The task -
Transcribe the records below exactly as they appear, omitting any pictures.

***** Records for the task *****

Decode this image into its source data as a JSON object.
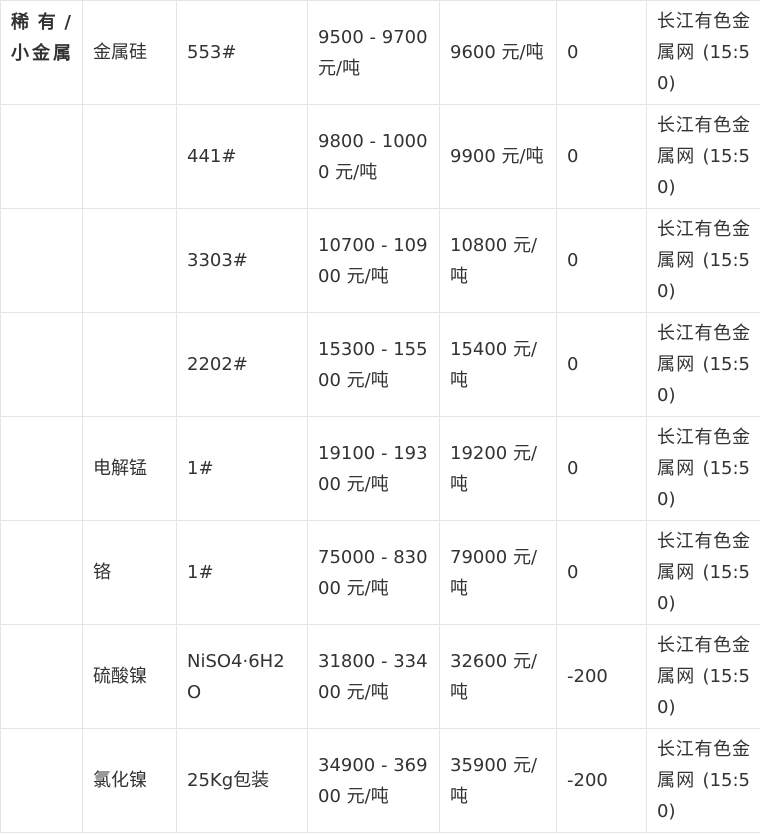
{
  "table": {
    "rows": [
      {
        "category": "稀有/小金属",
        "name": "金属硅",
        "spec": "553#",
        "range": "9500 - 9700 元/吨",
        "avg": "9600 元/吨",
        "change": "0",
        "source": "长江有色金属网 (15:50)"
      },
      {
        "category": "",
        "name": "",
        "spec": "441#",
        "range": "9800 - 10000 元/吨",
        "avg": "9900 元/吨",
        "change": "0",
        "source": "长江有色金属网 (15:50)"
      },
      {
        "category": "",
        "name": "",
        "spec": "3303#",
        "range": "10700 - 10900 元/吨",
        "avg": "10800 元/吨",
        "change": "0",
        "source": "长江有色金属网 (15:50)"
      },
      {
        "category": "",
        "name": "",
        "spec": "2202#",
        "range": "15300 - 15500 元/吨",
        "avg": "15400 元/吨",
        "change": "0",
        "source": "长江有色金属网 (15:50)"
      },
      {
        "category": "",
        "name": "电解锰",
        "spec": "1#",
        "range": "19100 - 19300 元/吨",
        "avg": "19200 元/吨",
        "change": "0",
        "source": "长江有色金属网 (15:50)"
      },
      {
        "category": "",
        "name": "铬",
        "spec": "1#",
        "range": "75000 - 83000 元/吨",
        "avg": "79000 元/吨",
        "change": "0",
        "source": "长江有色金属网 (15:50)"
      },
      {
        "category": "",
        "name": "硫酸镍",
        "spec": "NiSO4·6H2O",
        "range": "31800 - 33400 元/吨",
        "avg": "32600 元/吨",
        "change": "-200",
        "source": "长江有色金属网 (15:50)"
      },
      {
        "category": "",
        "name": "氯化镍",
        "spec": "25Kg包装",
        "range": "34900 - 36900 元/吨",
        "avg": "35900 元/吨",
        "change": "-200",
        "source": "长江有色金属网 (15:50)"
      }
    ]
  }
}
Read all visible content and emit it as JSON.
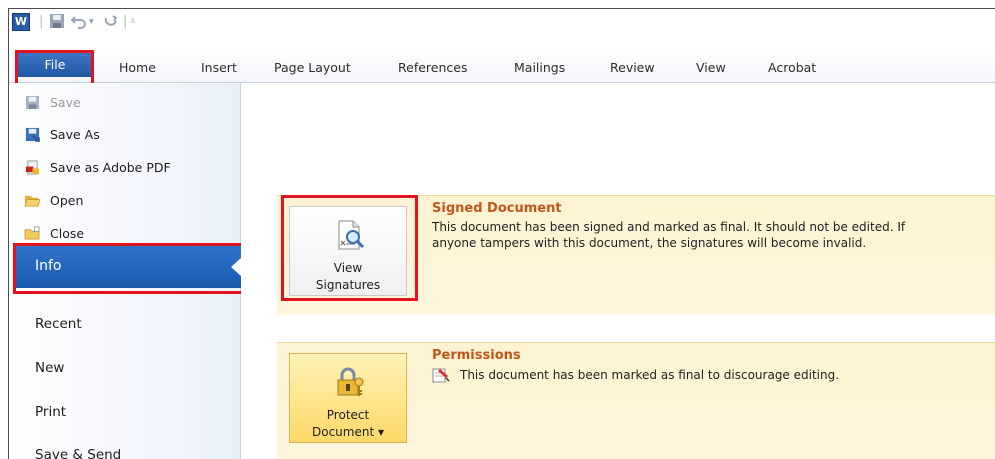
{
  "app": {
    "logo_letter": "W"
  },
  "quick_access": {
    "save_icon": "save-icon",
    "undo_icon": "undo-icon",
    "redo_icon": "redo-icon",
    "customize_icon": "customize-qat-icon"
  },
  "ribbon": {
    "file_tab": "File",
    "tabs": [
      "Home",
      "Insert",
      "Page Layout",
      "References",
      "Mailings",
      "Review",
      "View",
      "Acrobat"
    ]
  },
  "backstage": {
    "commands": [
      {
        "label": "Save",
        "icon": "save-icon",
        "enabled": false
      },
      {
        "label": "Save As",
        "icon": "save-as-icon",
        "enabled": true
      },
      {
        "label": "Save as Adobe PDF",
        "icon": "adobe-pdf-icon",
        "enabled": true
      },
      {
        "label": "Open",
        "icon": "open-folder-icon",
        "enabled": true
      },
      {
        "label": "Close",
        "icon": "close-folder-icon",
        "enabled": true
      }
    ],
    "nav": {
      "selected": "Info",
      "items": [
        "Recent",
        "New",
        "Print",
        "Save & Send"
      ]
    }
  },
  "info": {
    "signed": {
      "button_line1": "View",
      "button_line2": "Signatures",
      "title": "Signed Document",
      "line1": "This document has been signed and marked as final. It should not be edited.  If",
      "line2": "anyone tampers with this document, the signatures will become invalid."
    },
    "permissions": {
      "button_line1": "Protect",
      "button_line2": "Document ▾",
      "title": "Permissions",
      "text": "This document has been marked as final to discourage editing."
    }
  },
  "colors": {
    "highlight_box": "#e0141e",
    "file_tab": "#2a62b4",
    "info_selected": "#2369c0",
    "section_title": "#c0571a",
    "section_bg": "#fdf4d6"
  }
}
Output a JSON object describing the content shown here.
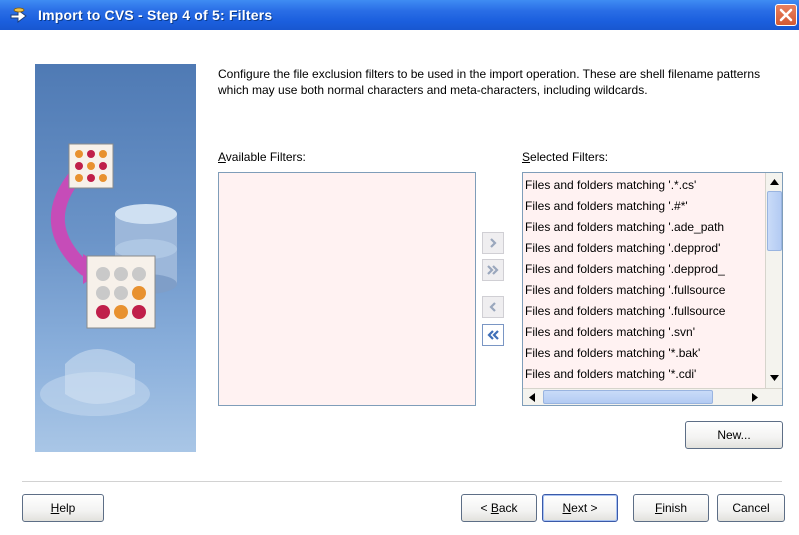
{
  "window": {
    "title": "Import to CVS - Step 4 of 5: Filters"
  },
  "description": "Configure the file exclusion filters to be used in the import operation. These are shell filename patterns which may use both normal characters and meta-characters, including wildcards.",
  "available": {
    "label_mnemonic": "A",
    "label_rest": "vailable Filters:"
  },
  "selected": {
    "label_mnemonic": "S",
    "label_rest": "elected Filters:",
    "items": [
      "Files and folders matching '.*.cs'",
      "Files and folders matching '.#*'",
      "Files and folders matching '.ade_path",
      "Files and folders matching '.depprod'",
      "Files and folders matching '.depprod_",
      "Files and folders matching '.fullsource",
      "Files and folders matching '.fullsource",
      "Files and folders matching '.svn'",
      "Files and folders matching '*.bak'",
      "Files and folders matching '*.cdi'"
    ]
  },
  "buttons": {
    "new": "New...",
    "help_mnemonic": "H",
    "help_rest": "elp",
    "back_prefix": "< ",
    "back_mnemonic": "B",
    "back_rest": "ack",
    "next_mnemonic": "N",
    "next_rest": "ext >",
    "finish_mnemonic": "F",
    "finish_rest": "inish",
    "cancel": "Cancel"
  },
  "colors": {
    "titlebar": "#2a6ee6",
    "list_background": "#fff2f2",
    "shuttle_arrow": "#3f6fb8"
  },
  "icons": {
    "title": "cvs-import-icon",
    "close": "close-icon",
    "add": "move-right-icon",
    "add_all": "move-all-right-icon",
    "remove": "move-left-icon",
    "remove_all": "move-all-left-icon"
  }
}
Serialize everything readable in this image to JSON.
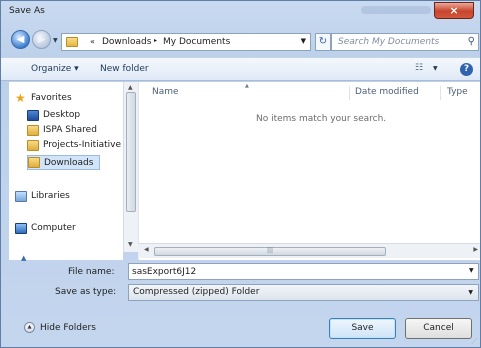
{
  "window": {
    "title": "Save As",
    "close_glyph": "×"
  },
  "address": {
    "overflow": "«",
    "crumbs": [
      "Downloads",
      "My Documents"
    ],
    "separator": "▸",
    "search_placeholder": "Search My Documents"
  },
  "toolbar": {
    "organize": "Organize ▾",
    "new_folder": "New folder"
  },
  "nav": {
    "items": [
      {
        "label": "Favorites",
        "icon": "star-icon"
      },
      {
        "label": "Desktop",
        "icon": "desktop-icon"
      },
      {
        "label": "ISPA Shared",
        "icon": "folder-icon"
      },
      {
        "label": "Projects-Initiative",
        "icon": "folder-icon"
      },
      {
        "label": "Downloads",
        "icon": "downloads-folder-icon",
        "selected": true
      },
      {
        "label": "Libraries",
        "icon": "libraries-icon"
      },
      {
        "label": "Computer",
        "icon": "computer-icon"
      }
    ]
  },
  "files": {
    "columns": [
      "Name",
      "Date modified",
      "Type"
    ],
    "empty_message": "No items match your search."
  },
  "form": {
    "filename_label": "File name:",
    "filename_value": "sasExport6J12",
    "savetype_label": "Save as type:",
    "savetype_value": "Compressed (zipped) Folder"
  },
  "buttons": {
    "hide_folders": "Hide Folders",
    "save": "Save",
    "cancel": "Cancel"
  },
  "colors": {
    "accent": "#3c7fb1",
    "frame": "#bcd0ea",
    "close": "#c7442c"
  }
}
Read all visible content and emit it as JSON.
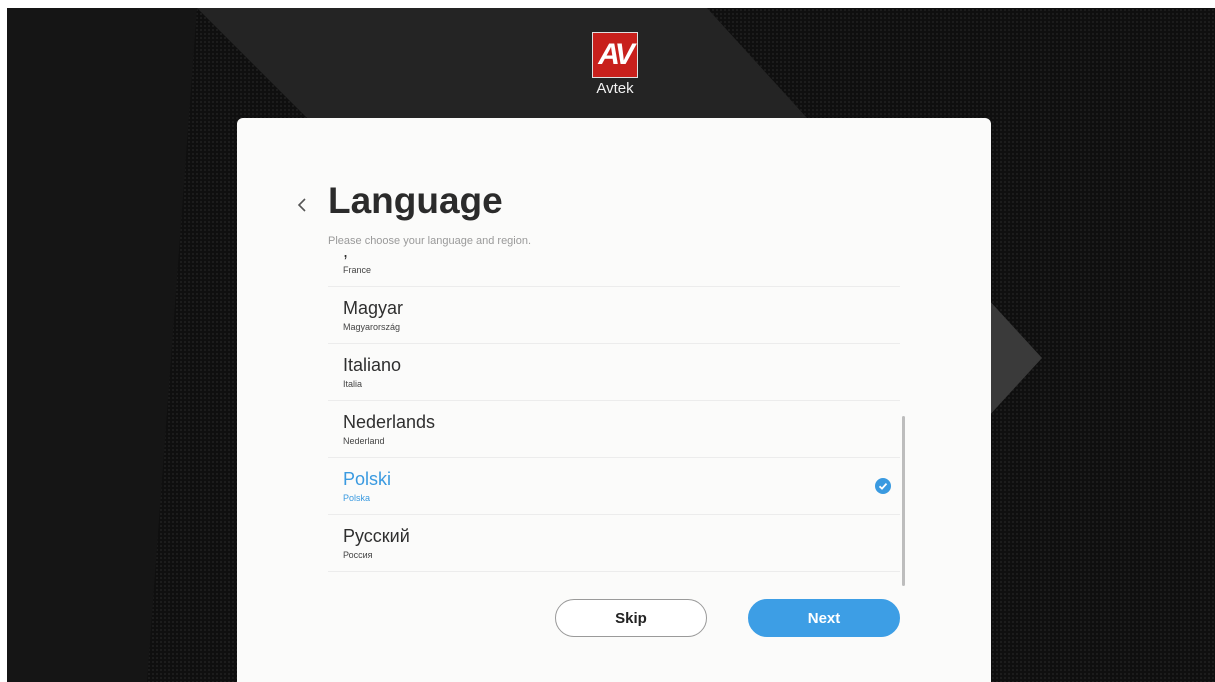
{
  "brand": {
    "logo_mark": "AV",
    "name": "Avtek",
    "logo_color": "#c8201c"
  },
  "header": {
    "back_icon": "chevron-left-icon",
    "title": "Language",
    "subtitle": "Please choose your language and region."
  },
  "languages": {
    "items": [
      {
        "name": ",",
        "region": "France"
      },
      {
        "name": "Magyar",
        "region": "Magyarország"
      },
      {
        "name": "Italiano",
        "region": "Italia"
      },
      {
        "name": "Nederlands",
        "region": "Nederland"
      },
      {
        "name": "Polski",
        "region": "Polska",
        "selected": true
      },
      {
        "name": "Русский",
        "region": "Россия"
      }
    ],
    "selected_icon": "check-circle-icon",
    "accent_color": "#3a9ae0"
  },
  "actions": {
    "skip_label": "Skip",
    "next_label": "Next"
  }
}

*****

Exercise output -
Decode this image into its source data as a JSON object.
{
  "table": {
    "rows": [
      {
        "category": "稀有/小金属",
        "name": "金属硅",
        "spec": "553#",
        "range": "9500 - 9700 元/吨",
        "avg": "9600 元/吨",
        "change": "0",
        "source": "长江有色金属网 (15:50)"
      },
      {
        "category": "",
        "name": "",
        "spec": "441#",
        "range": "9800 - 10000 元/吨",
        "avg": "9900 元/吨",
        "change": "0",
        "source": "长江有色金属网 (15:50)"
      },
      {
        "category": "",
        "name": "",
        "spec": "3303#",
        "range": "10700 - 10900 元/吨",
        "avg": "10800 元/吨",
        "change": "0",
        "source": "长江有色金属网 (15:50)"
      },
      {
        "category": "",
        "name": "",
        "spec": "2202#",
        "range": "15300 - 15500 元/吨",
        "avg": "15400 元/吨",
        "change": "0",
        "source": "长江有色金属网 (15:50)"
      },
      {
        "category": "",
        "name": "电解锰",
        "spec": "1#",
        "range": "19100 - 19300 元/吨",
        "avg": "19200 元/吨",
        "change": "0",
        "source": "长江有色金属网 (15:50)"
      },
      {
        "category": "",
        "name": "铬",
        "spec": "1#",
        "range": "75000 - 83000 元/吨",
        "avg": "79000 元/吨",
        "change": "0",
        "source": "长江有色金属网 (15:50)"
      },
      {
        "category": "",
        "name": "硫酸镍",
        "spec": "NiSO4·6H2O",
        "range": "31800 - 33400 元/吨",
        "avg": "32600 元/吨",
        "change": "-200",
        "source": "长江有色金属网 (15:50)"
      },
      {
        "category": "",
        "name": "氯化镍",
        "spec": "25Kg包装",
        "range": "34900 - 36900 元/吨",
        "avg": "35900 元/吨",
        "change": "-200",
        "source": "长江有色金属网 (15:50)"
      }
    ]
  }
}
Read all visible content and emit it as JSON.
{
  "app": {
    "logo_letter": "W"
  },
  "quick_access": {
    "save_icon": "save-icon",
    "undo_icon": "undo-icon",
    "redo_icon": "redo-icon",
    "customize_icon": "customize-qat-icon"
  },
  "ribbon": {
    "file_tab": "File",
    "tabs": [
      "Home",
      "Insert",
      "Page Layout",
      "References",
      "Mailings",
      "Review",
      "View",
      "Acrobat"
    ]
  },
  "backstage": {
    "commands": [
      {
        "label": "Save",
        "icon": "save-icon",
        "enabled": false
      },
      {
        "label": "Save As",
        "icon": "save-as-icon",
        "enabled": true
      },
      {
        "label": "Save as Adobe PDF",
        "icon": "adobe-pdf-icon",
        "enabled": true
      },
      {
        "label": "Open",
        "icon": "open-folder-icon",
        "enabled": true
      },
      {
        "label": "Close",
        "icon": "close-folder-icon",
        "enabled": true
      }
    ],
    "nav": {
      "selected": "Info",
      "items": [
        "Recent",
        "New",
        "Print",
        "Save & Send"
      ]
    }
  },
  "info": {
    "signed": {
      "button_line1": "View",
      "button_line2": "Signatures",
      "title": "Signed Document",
      "line1": "This document has been signed and marked as final. It should not be edited.  If",
      "line2": "anyone tampers with this document, the signatures will become invalid."
    },
    "permissions": {
      "button_line1": "Protect",
      "button_line2": "Document ▾",
      "title": "Permissions",
      "text": "This document has been marked as final to discourage editing."
    }
  },
  "colors": {
    "highlight_box": "#e0141e",
    "file_tab": "#2a62b4",
    "info_selected": "#2369c0",
    "section_title": "#c0571a",
    "section_bg": "#fdf4d6"
  }
}
Output a JSON object describing the content shown here.
{
  "window": {
    "title": "Import to CVS - Step 4 of 5: Filters"
  },
  "description": "Configure the file exclusion filters to be used in the import operation. These are shell filename patterns which may use both normal characters and meta-characters, including wildcards.",
  "available": {
    "label_mnemonic": "A",
    "label_rest": "vailable Filters:"
  },
  "selected": {
    "label_mnemonic": "S",
    "label_rest": "elected Filters:",
    "items": [
      "Files and folders matching '.*.cs'",
      "Files and folders matching '.#*'",
      "Files and folders matching '.ade_path",
      "Files and folders matching '.depprod'",
      "Files and folders matching '.depprod_",
      "Files and folders matching '.fullsource",
      "Files and folders matching '.fullsource",
      "Files and folders matching '.svn'",
      "Files and folders matching '*.bak'",
      "Files and folders matching '*.cdi'"
    ]
  },
  "buttons": {
    "new": "New...",
    "help_mnemonic": "H",
    "help_rest": "elp",
    "back_prefix": "< ",
    "back_mnemonic": "B",
    "back_rest": "ack",
    "next_mnemonic": "N",
    "next_rest": "ext >",
    "finish_mnemonic": "F",
    "finish_rest": "inish",
    "cancel": "Cancel"
  },
  "colors": {
    "titlebar": "#2a6ee6",
    "list_background": "#fff2f2",
    "shuttle_arrow": "#3f6fb8"
  },
  "icons": {
    "title": "cvs-import-icon",
    "close": "close-icon",
    "add": "move-right-icon",
    "add_all": "move-all-right-icon",
    "remove": "move-left-icon",
    "remove_all": "move-all-left-icon"
  }
}
Serialize everything readable in this image to JSON.
{
  "window": {
    "title": "Save As",
    "close_glyph": "×"
  },
  "address": {
    "overflow": "«",
    "crumbs": [
      "Downloads",
      "My Documents"
    ],
    "separator": "▸",
    "search_placeholder": "Search My Documents"
  },
  "toolbar": {
    "organize": "Organize ▾",
    "new_folder": "New folder"
  },
  "nav": {
    "items": [
      {
        "label": "Favorites",
        "icon": "star-icon"
      },
      {
        "label": "Desktop",
        "icon": "desktop-icon"
      },
      {
        "label": "ISPA Shared",
        "icon": "folder-icon"
      },
      {
        "label": "Projects-Initiative",
        "icon": "folder-icon"
      },
      {
        "label": "Downloads",
        "icon": "downloads-folder-icon",
        "selected": true
      },
      {
        "label": "Libraries",
        "icon": "libraries-icon"
      },
      {
        "label": "Computer",
        "icon": "computer-icon"
      }
    ]
  },
  "files": {
    "columns": [
      "Name",
      "Date modified",
      "Type"
    ],
    "empty_message": "No items match your search."
  },
  "form": {
    "filename_label": "File name:",
    "filename_value": "sasExport6J12",
    "savetype_label": "Save as type:",
    "savetype_value": "Compressed (zipped) Folder"
  },
  "buttons": {
    "hide_folders": "Hide Folders",
    "save": "Save",
    "cancel": "Cancel"
  },
  "colors": {
    "accent": "#3c7fb1",
    "frame": "#bcd0ea",
    "close": "#c7442c"
  }
}
Read all visible content and emit it as JSON.
{
  "brand": {
    "logo_mark": "AV",
    "name": "Avtek",
    "logo_color": "#c8201c"
  },
  "header": {
    "back_icon": "chevron-left-icon",
    "title": "Language",
    "subtitle": "Please choose your language and region."
  },
  "languages": {
    "items": [
      {
        "name": ",",
        "region": "France"
      },
      {
        "name": "Magyar",
        "region": "Magyarország"
      },
      {
        "name": "Italiano",
        "region": "Italia"
      },
      {
        "name": "Nederlands",
        "region": "Nederland"
      },
      {
        "name": "Polski",
        "region": "Polska",
        "selected": true
      },
      {
        "name": "Русский",
        "region": "Россия"
      }
    ],
    "selected_icon": "check-circle-icon",
    "accent_color": "#3a9ae0"
  },
  "actions": {
    "skip_label": "Skip",
    "next_label": "Next"
  }
}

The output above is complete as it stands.